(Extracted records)

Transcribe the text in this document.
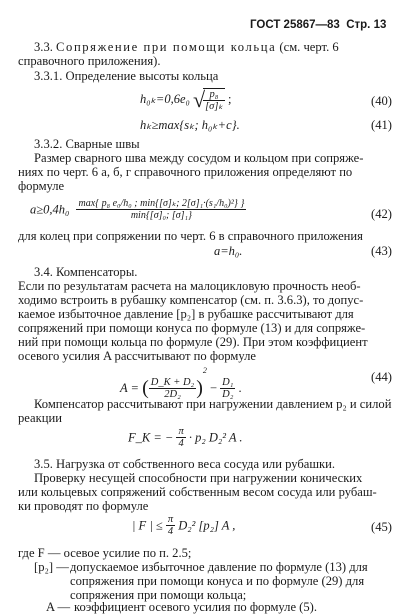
ГОСТ 25867—83 Стр. 13
3.3. Сопряжение при помощи кольца (см. черт. 6
справочного приложения).
3.3.1. Определение высоты кольца
h₀ₖ=0,6e₀ √
$\frac{\text{p₈}}{\text{[σ]ₖ}}$ ;	(40)
hₖ≥max{sₖ; h₀ₖ+c}.	(41)
3.3.2. Сварные швы
Размер сварного шва между сосудом и кольцом при сопряже-
ниях по черт. 6 а, б, г справочного приложения определяют по
формуле
$a\ge 0,4h_0 \frac{\text{max\{ p₈ e₀/h₀ ; min\{[σ]ₖ; 2[σ]₁·(s₁/h₀)²\} \}}}{\text{min\{[σ]₀; [σ]₁\}}}$	(42)
для колец при сопряжении по черт. 6 в справочного приложения
a=h₀.	(43)
3.4. Компенсаторы.
Если по результатам расчета на малоцикловую прочность необ-
ходимо встроить в рубашку компенсатор (см. п. 3.6.3), то допус-
каемое избыточное давление [p₂] в рубашке рассчитывают для
сопряжений при помощи конуса по формуле (13) и для сопряже-
ний при помощи кольца по формуле (29). При этом коэффициент
осевого усилия A рассчитывают по формуле
A = ( $\frac{\text{D\_K + D₂}}{\text{2D₂}} )^2 - \frac{\text{D₁}}{\text{D₂}}$ .
(44)
Компенсатор рассчитывают при нагружении давлением p₂ и силой
реакции
F_K = − $\frac{\pi}{4} \cdot p_2$ D₂² A .
3.5. Нагрузка от собственного веса сосуда или рубашки.
Проверку несущей способности при нагружении конических
или кольцевых сопряжений собственным весом сосуда или рубаш-
ки проводят по формуле
| F | ≤ $\frac{\pi}{4} D_2^2$ [p₂] A ,	(45)
где F — осевое усилие по п. 2.5;
[p₂] — допускаемое избыточное давление по формуле (13) для
сопряжения при помощи конуса и по формуле (29) для
сопряжения при помощи кольца;
A — коэффициент осевого усилия по формуле (5).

→ **WHAT YOU NEED TO DO**
Repeat the preceding records precisely, and leave every picture out of the copy.

→ **EXERCISE OUTPUT**
Transcribe the text in this document.
ГОСТ 25867—83 Стр. 13
3.3. Сопряжение при помощи кольца (см. черт. 6
справочного приложения).
3.3.1. Определение высоты кольца
h₀ₖ=0,6e₀ √
$\frac{\text{p₈}}{\text{[σ]ₖ}}$ ;	(40)
hₖ≥max{sₖ; h₀ₖ+c}.	(41)
3.3.2. Сварные швы
Размер сварного шва между сосудом и кольцом при сопряже-
ниях по черт. 6 а, б, г справочного приложения определяют по
формуле
$a\ge 0,4h_0 \frac{\text{max\{ p₈ e₀/h₀ ; min\{[σ]ₖ; 2[σ]₁·(s₁/h₀)²\} \}}}{\text{min\{[σ]₀; [σ]₁\}}}$	(42)
для колец при сопряжении по черт. 6 в справочного приложения
a=h₀.	(43)
3.4. Компенсаторы.
Если по результатам расчета на малоцикловую прочность необ-
ходимо встроить в рубашку компенсатор (см. п. 3.6.3), то допус-
каемое избыточное давление [p₂] в рубашке рассчитывают для
сопряжений при помощи конуса по формуле (13) и для сопряже-
ний при помощи кольца по формуле (29). При этом коэффициент
осевого усилия A рассчитывают по формуле
A = ( $\frac{\text{D\_K + D₂}}{\text{2D₂}} )^2 - \frac{\text{D₁}}{\text{D₂}}$ .
(44)
Компенсатор рассчитывают при нагружении давлением p₂ и силой
реакции
F_K = − $\frac{\pi}{4} \cdot p_2$ D₂² A .
3.5. Нагрузка от собственного веса сосуда или рубашки.
Проверку несущей способности при нагружении конических
или кольцевых сопряжений собственным весом сосуда или рубаш-
ки проводят по формуле
| F | ≤ $\frac{\pi}{4} D_2^2$ [p₂] A ,	(45)
где F — осевое усилие по п. 2.5;
[p₂] — допускаемое избыточное давление по формуле (13) для
сопряжения при помощи конуса и по формуле (29) для
сопряжения при помощи кольца;
A — коэффициент осевого усилия по формуле (5).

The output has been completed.